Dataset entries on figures
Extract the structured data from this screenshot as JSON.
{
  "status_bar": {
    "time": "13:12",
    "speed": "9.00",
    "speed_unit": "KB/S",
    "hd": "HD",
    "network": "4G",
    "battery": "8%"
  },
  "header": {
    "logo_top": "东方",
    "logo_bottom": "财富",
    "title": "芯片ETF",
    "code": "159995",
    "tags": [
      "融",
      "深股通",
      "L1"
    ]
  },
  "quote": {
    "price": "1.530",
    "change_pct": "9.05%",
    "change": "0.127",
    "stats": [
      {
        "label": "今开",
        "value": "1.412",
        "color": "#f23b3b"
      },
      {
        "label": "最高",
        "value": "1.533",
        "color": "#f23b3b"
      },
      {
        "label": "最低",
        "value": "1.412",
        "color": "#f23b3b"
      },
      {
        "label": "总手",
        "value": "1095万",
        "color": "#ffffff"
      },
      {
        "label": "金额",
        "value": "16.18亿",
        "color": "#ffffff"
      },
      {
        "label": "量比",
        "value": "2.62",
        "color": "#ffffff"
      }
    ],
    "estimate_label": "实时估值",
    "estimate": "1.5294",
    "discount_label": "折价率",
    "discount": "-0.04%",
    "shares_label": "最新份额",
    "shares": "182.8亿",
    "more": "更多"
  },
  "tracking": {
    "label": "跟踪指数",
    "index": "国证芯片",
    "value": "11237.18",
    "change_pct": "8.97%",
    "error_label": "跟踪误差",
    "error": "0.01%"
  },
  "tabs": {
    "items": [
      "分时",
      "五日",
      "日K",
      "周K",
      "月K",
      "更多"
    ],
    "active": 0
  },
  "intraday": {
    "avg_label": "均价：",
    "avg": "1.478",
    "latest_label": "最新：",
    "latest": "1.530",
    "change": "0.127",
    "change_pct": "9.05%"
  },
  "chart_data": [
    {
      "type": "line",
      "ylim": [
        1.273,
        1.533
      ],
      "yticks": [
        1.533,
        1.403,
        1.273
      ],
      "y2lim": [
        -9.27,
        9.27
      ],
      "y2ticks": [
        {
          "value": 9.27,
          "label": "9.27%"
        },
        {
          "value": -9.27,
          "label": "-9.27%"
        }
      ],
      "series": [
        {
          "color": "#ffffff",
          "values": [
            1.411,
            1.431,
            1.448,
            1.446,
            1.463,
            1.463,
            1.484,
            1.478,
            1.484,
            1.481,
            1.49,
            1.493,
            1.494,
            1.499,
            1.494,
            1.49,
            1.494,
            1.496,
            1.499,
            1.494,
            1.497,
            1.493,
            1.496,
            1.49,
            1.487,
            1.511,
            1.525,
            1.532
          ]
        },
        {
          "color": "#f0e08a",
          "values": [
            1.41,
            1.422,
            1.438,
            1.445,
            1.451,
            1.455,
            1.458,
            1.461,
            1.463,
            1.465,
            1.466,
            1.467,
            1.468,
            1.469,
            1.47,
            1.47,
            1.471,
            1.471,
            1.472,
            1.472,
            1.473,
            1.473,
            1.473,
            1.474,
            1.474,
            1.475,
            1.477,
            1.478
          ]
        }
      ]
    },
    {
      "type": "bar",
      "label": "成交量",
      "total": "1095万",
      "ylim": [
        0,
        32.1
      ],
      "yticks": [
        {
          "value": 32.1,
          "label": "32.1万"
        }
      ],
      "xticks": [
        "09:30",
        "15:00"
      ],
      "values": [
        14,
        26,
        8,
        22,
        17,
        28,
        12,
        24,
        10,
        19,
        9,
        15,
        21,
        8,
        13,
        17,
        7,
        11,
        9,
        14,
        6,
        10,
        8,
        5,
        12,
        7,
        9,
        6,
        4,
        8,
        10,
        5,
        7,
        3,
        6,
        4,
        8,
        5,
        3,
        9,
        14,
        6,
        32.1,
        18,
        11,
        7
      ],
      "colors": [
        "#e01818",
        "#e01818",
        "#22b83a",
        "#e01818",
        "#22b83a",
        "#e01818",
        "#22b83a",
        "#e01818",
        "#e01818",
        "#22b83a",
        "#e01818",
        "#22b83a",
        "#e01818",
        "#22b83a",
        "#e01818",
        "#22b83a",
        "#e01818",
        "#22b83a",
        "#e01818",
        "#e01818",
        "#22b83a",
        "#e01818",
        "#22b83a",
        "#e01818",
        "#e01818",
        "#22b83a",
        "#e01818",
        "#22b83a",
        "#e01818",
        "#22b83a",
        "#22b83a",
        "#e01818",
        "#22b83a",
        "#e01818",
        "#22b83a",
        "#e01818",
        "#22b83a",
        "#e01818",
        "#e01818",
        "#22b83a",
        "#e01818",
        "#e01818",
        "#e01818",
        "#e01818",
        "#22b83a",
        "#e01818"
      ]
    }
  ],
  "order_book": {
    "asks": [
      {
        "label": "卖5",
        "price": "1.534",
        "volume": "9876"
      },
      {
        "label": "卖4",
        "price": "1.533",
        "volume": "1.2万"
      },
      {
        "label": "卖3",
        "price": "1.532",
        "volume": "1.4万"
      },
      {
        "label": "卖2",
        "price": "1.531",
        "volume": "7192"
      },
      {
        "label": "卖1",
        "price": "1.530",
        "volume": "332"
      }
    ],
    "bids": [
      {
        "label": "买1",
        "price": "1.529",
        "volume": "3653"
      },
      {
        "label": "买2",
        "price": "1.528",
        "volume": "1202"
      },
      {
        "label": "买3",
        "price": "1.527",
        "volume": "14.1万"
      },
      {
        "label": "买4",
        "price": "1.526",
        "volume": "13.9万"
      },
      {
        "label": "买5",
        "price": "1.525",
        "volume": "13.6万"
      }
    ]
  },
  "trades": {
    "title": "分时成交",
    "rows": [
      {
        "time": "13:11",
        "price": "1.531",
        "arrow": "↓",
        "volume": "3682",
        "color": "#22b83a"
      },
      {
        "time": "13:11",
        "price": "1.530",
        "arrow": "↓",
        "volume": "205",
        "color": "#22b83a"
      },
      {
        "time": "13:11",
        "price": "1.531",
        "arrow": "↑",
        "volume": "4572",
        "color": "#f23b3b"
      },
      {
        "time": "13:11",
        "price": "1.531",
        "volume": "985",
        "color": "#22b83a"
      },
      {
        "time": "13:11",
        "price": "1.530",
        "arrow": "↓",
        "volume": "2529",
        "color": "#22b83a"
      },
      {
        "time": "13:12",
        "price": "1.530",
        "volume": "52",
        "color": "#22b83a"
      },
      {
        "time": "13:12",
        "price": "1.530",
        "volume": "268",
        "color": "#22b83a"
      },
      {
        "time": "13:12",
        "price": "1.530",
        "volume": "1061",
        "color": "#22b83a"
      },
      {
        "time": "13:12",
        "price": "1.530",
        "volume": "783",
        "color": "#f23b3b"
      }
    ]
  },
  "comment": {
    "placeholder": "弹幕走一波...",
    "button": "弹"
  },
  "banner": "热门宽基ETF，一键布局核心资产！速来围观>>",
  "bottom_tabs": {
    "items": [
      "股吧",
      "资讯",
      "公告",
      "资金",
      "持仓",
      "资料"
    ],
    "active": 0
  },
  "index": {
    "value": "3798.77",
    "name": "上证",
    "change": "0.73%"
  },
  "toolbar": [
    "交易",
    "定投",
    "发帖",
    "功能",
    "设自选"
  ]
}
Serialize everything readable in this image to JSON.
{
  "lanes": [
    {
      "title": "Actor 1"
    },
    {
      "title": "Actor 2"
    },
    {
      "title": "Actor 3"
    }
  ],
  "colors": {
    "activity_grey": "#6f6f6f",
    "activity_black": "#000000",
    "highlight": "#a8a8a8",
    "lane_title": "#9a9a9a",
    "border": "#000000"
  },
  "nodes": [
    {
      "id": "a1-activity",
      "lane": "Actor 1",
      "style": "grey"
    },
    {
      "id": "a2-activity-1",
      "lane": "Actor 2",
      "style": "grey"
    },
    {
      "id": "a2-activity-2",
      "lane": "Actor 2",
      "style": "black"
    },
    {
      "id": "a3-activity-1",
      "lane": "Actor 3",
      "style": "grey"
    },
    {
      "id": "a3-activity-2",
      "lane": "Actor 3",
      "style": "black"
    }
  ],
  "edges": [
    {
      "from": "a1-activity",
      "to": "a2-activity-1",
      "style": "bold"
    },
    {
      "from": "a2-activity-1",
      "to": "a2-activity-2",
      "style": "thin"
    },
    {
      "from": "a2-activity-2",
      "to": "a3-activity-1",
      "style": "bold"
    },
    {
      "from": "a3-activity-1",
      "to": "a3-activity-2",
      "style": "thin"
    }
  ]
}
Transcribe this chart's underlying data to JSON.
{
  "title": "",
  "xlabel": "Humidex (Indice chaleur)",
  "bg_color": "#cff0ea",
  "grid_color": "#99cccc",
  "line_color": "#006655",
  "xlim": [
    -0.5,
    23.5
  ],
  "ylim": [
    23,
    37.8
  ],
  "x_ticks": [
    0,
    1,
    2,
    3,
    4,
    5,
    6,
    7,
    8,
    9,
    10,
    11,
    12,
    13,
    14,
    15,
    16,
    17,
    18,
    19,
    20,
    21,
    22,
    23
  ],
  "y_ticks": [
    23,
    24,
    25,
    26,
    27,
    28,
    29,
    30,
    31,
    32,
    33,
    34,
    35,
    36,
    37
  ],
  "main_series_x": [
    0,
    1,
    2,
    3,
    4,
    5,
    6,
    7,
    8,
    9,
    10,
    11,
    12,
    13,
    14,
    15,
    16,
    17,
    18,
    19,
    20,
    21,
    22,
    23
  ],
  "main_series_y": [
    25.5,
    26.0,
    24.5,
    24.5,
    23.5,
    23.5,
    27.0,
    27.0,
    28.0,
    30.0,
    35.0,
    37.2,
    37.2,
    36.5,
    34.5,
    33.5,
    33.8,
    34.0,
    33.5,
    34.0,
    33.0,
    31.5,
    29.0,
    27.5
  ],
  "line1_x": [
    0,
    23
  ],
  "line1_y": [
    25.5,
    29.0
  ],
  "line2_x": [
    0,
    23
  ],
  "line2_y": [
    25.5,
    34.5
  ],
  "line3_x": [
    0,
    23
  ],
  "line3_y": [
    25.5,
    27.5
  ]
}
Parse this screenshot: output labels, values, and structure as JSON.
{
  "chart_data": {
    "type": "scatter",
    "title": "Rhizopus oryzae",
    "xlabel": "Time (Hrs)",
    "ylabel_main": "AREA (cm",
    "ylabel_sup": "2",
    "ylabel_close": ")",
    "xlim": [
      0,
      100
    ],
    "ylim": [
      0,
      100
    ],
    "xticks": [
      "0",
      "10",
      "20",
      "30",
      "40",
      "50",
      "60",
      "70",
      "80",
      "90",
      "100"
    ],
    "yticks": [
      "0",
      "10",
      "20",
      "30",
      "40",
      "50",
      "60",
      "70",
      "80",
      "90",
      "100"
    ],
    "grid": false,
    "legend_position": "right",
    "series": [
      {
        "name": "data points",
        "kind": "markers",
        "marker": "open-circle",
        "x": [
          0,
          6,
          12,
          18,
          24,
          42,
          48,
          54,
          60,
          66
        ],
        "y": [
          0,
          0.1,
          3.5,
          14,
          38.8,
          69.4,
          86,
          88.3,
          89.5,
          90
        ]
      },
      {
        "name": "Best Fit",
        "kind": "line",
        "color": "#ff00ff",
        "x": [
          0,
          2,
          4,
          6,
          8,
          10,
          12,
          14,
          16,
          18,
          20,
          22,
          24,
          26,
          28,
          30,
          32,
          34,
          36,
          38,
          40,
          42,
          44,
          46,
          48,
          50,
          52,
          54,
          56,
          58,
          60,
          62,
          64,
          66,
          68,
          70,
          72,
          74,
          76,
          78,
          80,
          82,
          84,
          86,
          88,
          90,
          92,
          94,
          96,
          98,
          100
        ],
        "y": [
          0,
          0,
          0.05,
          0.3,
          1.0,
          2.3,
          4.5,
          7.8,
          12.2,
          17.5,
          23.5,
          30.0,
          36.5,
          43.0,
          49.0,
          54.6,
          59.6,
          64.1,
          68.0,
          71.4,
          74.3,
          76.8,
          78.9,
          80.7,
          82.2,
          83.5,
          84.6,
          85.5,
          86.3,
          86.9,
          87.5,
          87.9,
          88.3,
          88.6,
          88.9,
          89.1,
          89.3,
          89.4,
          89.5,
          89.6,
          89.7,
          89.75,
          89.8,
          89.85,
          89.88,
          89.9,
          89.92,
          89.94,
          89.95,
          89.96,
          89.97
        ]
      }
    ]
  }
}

=== GIVEN REQUEST ===
Isolate the lines above that contain the word "Actor" and copy them.

=== COMPLETED EXERCISE ===
      "title": "Actor 1"
      "title": "Actor 2"
      "title": "Actor 3"
      "lane": "Actor 1",
      "lane": "Actor 2",
      "lane": "Actor 2",
      "lane": "Actor 3",
      "lane": "Actor 3",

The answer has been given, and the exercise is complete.